WHAT IS NEEDED: Repeat every entry in the listing below, exactly.
---+---
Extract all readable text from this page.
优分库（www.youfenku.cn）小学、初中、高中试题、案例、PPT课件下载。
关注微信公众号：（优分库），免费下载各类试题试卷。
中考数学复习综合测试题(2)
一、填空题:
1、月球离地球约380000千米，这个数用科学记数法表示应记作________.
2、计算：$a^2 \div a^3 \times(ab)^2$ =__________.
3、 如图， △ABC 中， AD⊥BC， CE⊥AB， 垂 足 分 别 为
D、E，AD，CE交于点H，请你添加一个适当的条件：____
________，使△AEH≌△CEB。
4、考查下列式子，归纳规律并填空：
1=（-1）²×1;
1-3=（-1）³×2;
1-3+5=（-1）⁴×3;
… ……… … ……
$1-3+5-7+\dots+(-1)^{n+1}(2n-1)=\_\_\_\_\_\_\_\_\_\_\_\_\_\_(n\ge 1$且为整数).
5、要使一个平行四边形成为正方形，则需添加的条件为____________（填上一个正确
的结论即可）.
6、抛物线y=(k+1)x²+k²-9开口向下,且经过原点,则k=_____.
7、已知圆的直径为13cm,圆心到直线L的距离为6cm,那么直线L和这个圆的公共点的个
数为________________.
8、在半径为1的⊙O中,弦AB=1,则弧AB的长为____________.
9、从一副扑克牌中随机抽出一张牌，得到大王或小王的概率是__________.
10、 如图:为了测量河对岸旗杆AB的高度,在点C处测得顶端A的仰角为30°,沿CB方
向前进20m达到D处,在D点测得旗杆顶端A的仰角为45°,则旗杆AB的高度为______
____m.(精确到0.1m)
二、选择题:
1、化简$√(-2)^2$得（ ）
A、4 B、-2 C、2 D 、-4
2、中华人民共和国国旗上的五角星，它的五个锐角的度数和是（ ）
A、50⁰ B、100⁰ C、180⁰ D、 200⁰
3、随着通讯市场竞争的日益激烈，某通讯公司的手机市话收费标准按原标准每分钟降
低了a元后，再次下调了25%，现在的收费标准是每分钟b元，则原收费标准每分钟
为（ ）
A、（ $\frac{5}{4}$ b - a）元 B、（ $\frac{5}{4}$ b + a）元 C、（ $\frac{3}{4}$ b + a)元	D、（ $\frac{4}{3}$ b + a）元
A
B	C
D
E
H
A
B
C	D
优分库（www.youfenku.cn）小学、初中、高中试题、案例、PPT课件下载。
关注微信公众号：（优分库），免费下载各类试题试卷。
---+---
RESULT:
Extract all readable text from this page.
优分库（www.youfenku.cn）小学、初中、高中试题、案例、PPT课件下载。
关注微信公众号：（优分库），免费下载各类试题试卷。
中考数学复习综合测试题(2)
一、填空题:
1、月球离地球约380000千米，这个数用科学记数法表示应记作________.
2、计算：$a^2 \div a^3 \times(ab)^2$ =__________.
3、 如图， △ABC 中， AD⊥BC， CE⊥AB， 垂 足 分 别 为
D、E，AD，CE交于点H，请你添加一个适当的条件：____
________，使△AEH≌△CEB。
4、考查下列式子，归纳规律并填空：
1=（-1）²×1;
1-3=（-1）³×2;
1-3+5=（-1）⁴×3;
… ……… … ……
$1-3+5-7+\dots+(-1)^{n+1}(2n-1)=\_\_\_\_\_\_\_\_\_\_\_\_\_\_(n\ge 1$且为整数).
5、要使一个平行四边形成为正方形，则需添加的条件为____________（填上一个正确
的结论即可）.
6、抛物线y=(k+1)x²+k²-9开口向下,且经过原点,则k=_____.
7、已知圆的直径为13cm,圆心到直线L的距离为6cm,那么直线L和这个圆的公共点的个
数为________________.
8、在半径为1的⊙O中,弦AB=1,则弧AB的长为____________.
9、从一副扑克牌中随机抽出一张牌，得到大王或小王的概率是__________.
10、 如图:为了测量河对岸旗杆AB的高度,在点C处测得顶端A的仰角为30°,沿CB方
向前进20m达到D处,在D点测得旗杆顶端A的仰角为45°,则旗杆AB的高度为______
____m.(精确到0.1m)
二、选择题:
1、化简$√(-2)^2$得（ ）
A、4 B、-2 C、2 D 、-4
2、中华人民共和国国旗上的五角星，它的五个锐角的度数和是（ ）
A、50⁰ B、100⁰ C、180⁰ D、 200⁰
3、随着通讯市场竞争的日益激烈，某通讯公司的手机市话收费标准按原标准每分钟降
低了a元后，再次下调了25%，现在的收费标准是每分钟b元，则原收费标准每分钟
为（ ）
A、（ $\frac{5}{4}$ b - a）元 B、（ $\frac{5}{4}$ b + a）元 C、（ $\frac{3}{4}$ b + a)元	D、（ $\frac{4}{3}$ b + a）元
A
B	C
D
E
H
A
B
C	D
优分库（www.youfenku.cn）小学、初中、高中试题、案例、PPT课件下载。
关注微信公众号：（优分库），免费下载各类试题试卷。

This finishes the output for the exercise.